== Provided entries ==

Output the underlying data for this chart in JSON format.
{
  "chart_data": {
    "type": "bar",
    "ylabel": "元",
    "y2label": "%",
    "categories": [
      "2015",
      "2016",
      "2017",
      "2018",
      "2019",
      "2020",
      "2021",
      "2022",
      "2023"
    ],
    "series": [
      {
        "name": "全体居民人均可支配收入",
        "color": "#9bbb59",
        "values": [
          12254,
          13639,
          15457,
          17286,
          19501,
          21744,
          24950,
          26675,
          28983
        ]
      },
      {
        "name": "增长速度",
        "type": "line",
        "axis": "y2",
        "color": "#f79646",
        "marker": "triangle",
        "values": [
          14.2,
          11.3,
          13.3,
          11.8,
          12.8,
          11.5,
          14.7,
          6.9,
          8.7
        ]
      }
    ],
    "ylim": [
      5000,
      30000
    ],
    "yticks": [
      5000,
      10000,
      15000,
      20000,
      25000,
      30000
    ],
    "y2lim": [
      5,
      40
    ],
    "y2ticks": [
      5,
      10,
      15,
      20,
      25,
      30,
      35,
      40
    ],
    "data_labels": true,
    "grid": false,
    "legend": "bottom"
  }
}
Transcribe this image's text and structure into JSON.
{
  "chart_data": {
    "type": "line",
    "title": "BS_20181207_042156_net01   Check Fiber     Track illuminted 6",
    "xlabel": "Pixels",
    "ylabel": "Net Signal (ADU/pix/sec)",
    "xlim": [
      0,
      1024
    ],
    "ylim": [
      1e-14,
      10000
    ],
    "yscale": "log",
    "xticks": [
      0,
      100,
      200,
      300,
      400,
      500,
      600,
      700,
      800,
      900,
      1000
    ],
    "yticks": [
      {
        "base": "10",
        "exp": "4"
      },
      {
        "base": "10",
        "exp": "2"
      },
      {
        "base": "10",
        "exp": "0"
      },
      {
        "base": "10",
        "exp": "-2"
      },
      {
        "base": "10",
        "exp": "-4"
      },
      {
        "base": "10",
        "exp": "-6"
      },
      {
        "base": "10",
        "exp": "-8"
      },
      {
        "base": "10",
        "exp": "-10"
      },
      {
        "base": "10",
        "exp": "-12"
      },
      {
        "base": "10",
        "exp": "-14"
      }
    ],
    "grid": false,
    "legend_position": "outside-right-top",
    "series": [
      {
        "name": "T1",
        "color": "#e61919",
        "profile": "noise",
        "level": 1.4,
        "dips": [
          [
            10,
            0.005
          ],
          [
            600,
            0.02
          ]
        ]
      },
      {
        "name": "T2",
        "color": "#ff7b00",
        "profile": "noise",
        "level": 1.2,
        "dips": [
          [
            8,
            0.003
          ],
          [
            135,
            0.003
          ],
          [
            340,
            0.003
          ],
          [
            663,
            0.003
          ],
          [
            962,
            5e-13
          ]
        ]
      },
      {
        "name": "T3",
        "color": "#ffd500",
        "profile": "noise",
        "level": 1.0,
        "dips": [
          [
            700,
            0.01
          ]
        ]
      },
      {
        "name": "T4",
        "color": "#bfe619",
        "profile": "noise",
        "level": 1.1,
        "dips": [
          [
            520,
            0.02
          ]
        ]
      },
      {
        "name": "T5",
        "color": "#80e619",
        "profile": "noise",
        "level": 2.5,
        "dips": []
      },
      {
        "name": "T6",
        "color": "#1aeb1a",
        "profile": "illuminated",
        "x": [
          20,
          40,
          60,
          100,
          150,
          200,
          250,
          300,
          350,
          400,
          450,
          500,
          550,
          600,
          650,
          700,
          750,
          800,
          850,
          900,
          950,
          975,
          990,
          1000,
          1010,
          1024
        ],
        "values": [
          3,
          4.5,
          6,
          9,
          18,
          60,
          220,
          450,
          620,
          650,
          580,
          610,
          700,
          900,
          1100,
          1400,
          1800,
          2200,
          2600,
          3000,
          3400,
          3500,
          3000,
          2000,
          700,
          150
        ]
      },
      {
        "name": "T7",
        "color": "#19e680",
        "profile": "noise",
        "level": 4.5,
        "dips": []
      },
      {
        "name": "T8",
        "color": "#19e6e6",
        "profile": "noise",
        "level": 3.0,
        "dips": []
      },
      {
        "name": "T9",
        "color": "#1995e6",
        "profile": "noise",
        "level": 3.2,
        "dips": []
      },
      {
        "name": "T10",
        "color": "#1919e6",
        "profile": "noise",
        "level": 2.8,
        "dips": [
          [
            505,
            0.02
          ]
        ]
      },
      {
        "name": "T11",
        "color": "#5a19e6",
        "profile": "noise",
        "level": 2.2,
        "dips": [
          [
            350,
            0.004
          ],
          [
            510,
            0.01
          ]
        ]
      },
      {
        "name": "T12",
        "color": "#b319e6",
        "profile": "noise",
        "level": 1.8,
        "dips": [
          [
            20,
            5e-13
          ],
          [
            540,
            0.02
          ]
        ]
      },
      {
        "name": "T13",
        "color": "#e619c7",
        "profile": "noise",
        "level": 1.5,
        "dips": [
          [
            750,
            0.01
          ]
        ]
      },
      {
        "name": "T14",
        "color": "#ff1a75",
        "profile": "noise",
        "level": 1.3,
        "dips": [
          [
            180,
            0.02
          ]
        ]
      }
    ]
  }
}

===

:: Set task ::
Using the entries above, please restate each one word for word.

:: Exercise output ::
Output the underlying data for this chart in JSON format.
{
  "chart_data": {
    "type": "bar",
    "ylabel": "元",
    "y2label": "%",
    "categories": [
      "2015",
      "2016",
      "2017",
      "2018",
      "2019",
      "2020",
      "2021",
      "2022",
      "2023"
    ],
    "series": [
      {
        "name": "全体居民人均可支配收入",
        "color": "#9bbb59",
        "values": [
          12254,
          13639,
          15457,
          17286,
          19501,
          21744,
          24950,
          26675,
          28983
        ]
      },
      {
        "name": "增长速度",
        "type": "line",
        "axis": "y2",
        "color": "#f79646",
        "marker": "triangle",
        "values": [
          14.2,
          11.3,
          13.3,
          11.8,
          12.8,
          11.5,
          14.7,
          6.9,
          8.7
        ]
      }
    ],
    "ylim": [
      5000,
      30000
    ],
    "yticks": [
      5000,
      10000,
      15000,
      20000,
      25000,
      30000
    ],
    "y2lim": [
      5,
      40
    ],
    "y2ticks": [
      5,
      10,
      15,
      20,
      25,
      30,
      35,
      40
    ],
    "data_labels": true,
    "grid": false,
    "legend": "bottom"
  }
}
Transcribe this image's text and structure into JSON.
{
  "chart_data": {
    "type": "line",
    "title": "BS_20181207_042156_net01   Check Fiber     Track illuminted 6",
    "xlabel": "Pixels",
    "ylabel": "Net Signal (ADU/pix/sec)",
    "xlim": [
      0,
      1024
    ],
    "ylim": [
      1e-14,
      10000
    ],
    "yscale": "log",
    "xticks": [
      0,
      100,
      200,
      300,
      400,
      500,
      600,
      700,
      800,
      900,
      1000
    ],
    "yticks": [
      {
        "base": "10",
        "exp": "4"
      },
      {
        "base": "10",
        "exp": "2"
      },
      {
        "base": "10",
        "exp": "0"
      },
      {
        "base": "10",
        "exp": "-2"
      },
      {
        "base": "10",
        "exp": "-4"
      },
      {
        "base": "10",
        "exp": "-6"
      },
      {
        "base": "10",
        "exp": "-8"
      },
      {
        "base": "10",
        "exp": "-10"
      },
      {
        "base": "10",
        "exp": "-12"
      },
      {
        "base": "10",
        "exp": "-14"
      }
    ],
    "grid": false,
    "legend_position": "outside-right-top",
    "series": [
      {
        "name": "T1",
        "color": "#e61919",
        "profile": "noise",
        "level": 1.4,
        "dips": [
          [
            10,
            0.005
          ],
          [
            600,
            0.02
          ]
        ]
      },
      {
        "name": "T2",
        "color": "#ff7b00",
        "profile": "noise",
        "level": 1.2,
        "dips": [
          [
            8,
            0.003
          ],
          [
            135,
            0.003
          ],
          [
            340,
            0.003
          ],
          [
            663,
            0.003
          ],
          [
            962,
            5e-13
          ]
        ]
      },
      {
        "name": "T3",
        "color": "#ffd500",
        "profile": "noise",
        "level": 1.0,
        "dips": [
          [
            700,
            0.01
          ]
        ]
      },
      {
        "name": "T4",
        "color": "#bfe619",
        "profile": "noise",
        "level": 1.1,
        "dips": [
          [
            520,
            0.02
          ]
        ]
      },
      {
        "name": "T5",
        "color": "#80e619",
        "profile": "noise",
        "level": 2.5,
        "dips": []
      },
      {
        "name": "T6",
        "color": "#1aeb1a",
        "profile": "illuminated",
        "x": [
          20,
          40,
          60,
          100,
          150,
          200,
          250,
          300,
          350,
          400,
          450,
          500,
          550,
          600,
          650,
          700,
          750,
          800,
          850,
          900,
          950,
          975,
          990,
          1000,
          1010,
          1024
        ],
        "values": [
          3,
          4.5,
          6,
          9,
          18,
          60,
          220,
          450,
          620,
          650,
          580,
          610,
          700,
          900,
          1100,
          1400,
          1800,
          2200,
          2600,
          3000,
          3400,
          3500,
          3000,
          2000,
          700,
          150
        ]
      },
      {
        "name": "T7",
        "color": "#19e680",
        "profile": "noise",
        "level": 4.5,
        "dips": []
      },
      {
        "name": "T8",
        "color": "#19e6e6",
        "profile": "noise",
        "level": 3.0,
        "dips": []
      },
      {
        "name": "T9",
        "color": "#1995e6",
        "profile": "noise",
        "level": 3.2,
        "dips": []
      },
      {
        "name": "T10",
        "color": "#1919e6",
        "profile": "noise",
        "level": 2.8,
        "dips": [
          [
            505,
            0.02
          ]
        ]
      },
      {
        "name": "T11",
        "color": "#5a19e6",
        "profile": "noise",
        "level": 2.2,
        "dips": [
          [
            350,
            0.004
          ],
          [
            510,
            0.01
          ]
        ]
      },
      {
        "name": "T12",
        "color": "#b319e6",
        "profile": "noise",
        "level": 1.8,
        "dips": [
          [
            20,
            5e-13
          ],
          [
            540,
            0.02
          ]
        ]
      },
      {
        "name": "T13",
        "color": "#e619c7",
        "profile": "noise",
        "level": 1.5,
        "dips": [
          [
            750,
            0.01
          ]
        ]
      },
      {
        "name": "T14",
        "color": "#ff1a75",
        "profile": "noise",
        "level": 1.3,
        "dips": [
          [
            180,
            0.02
          ]
        ]
      }
    ]
  }
}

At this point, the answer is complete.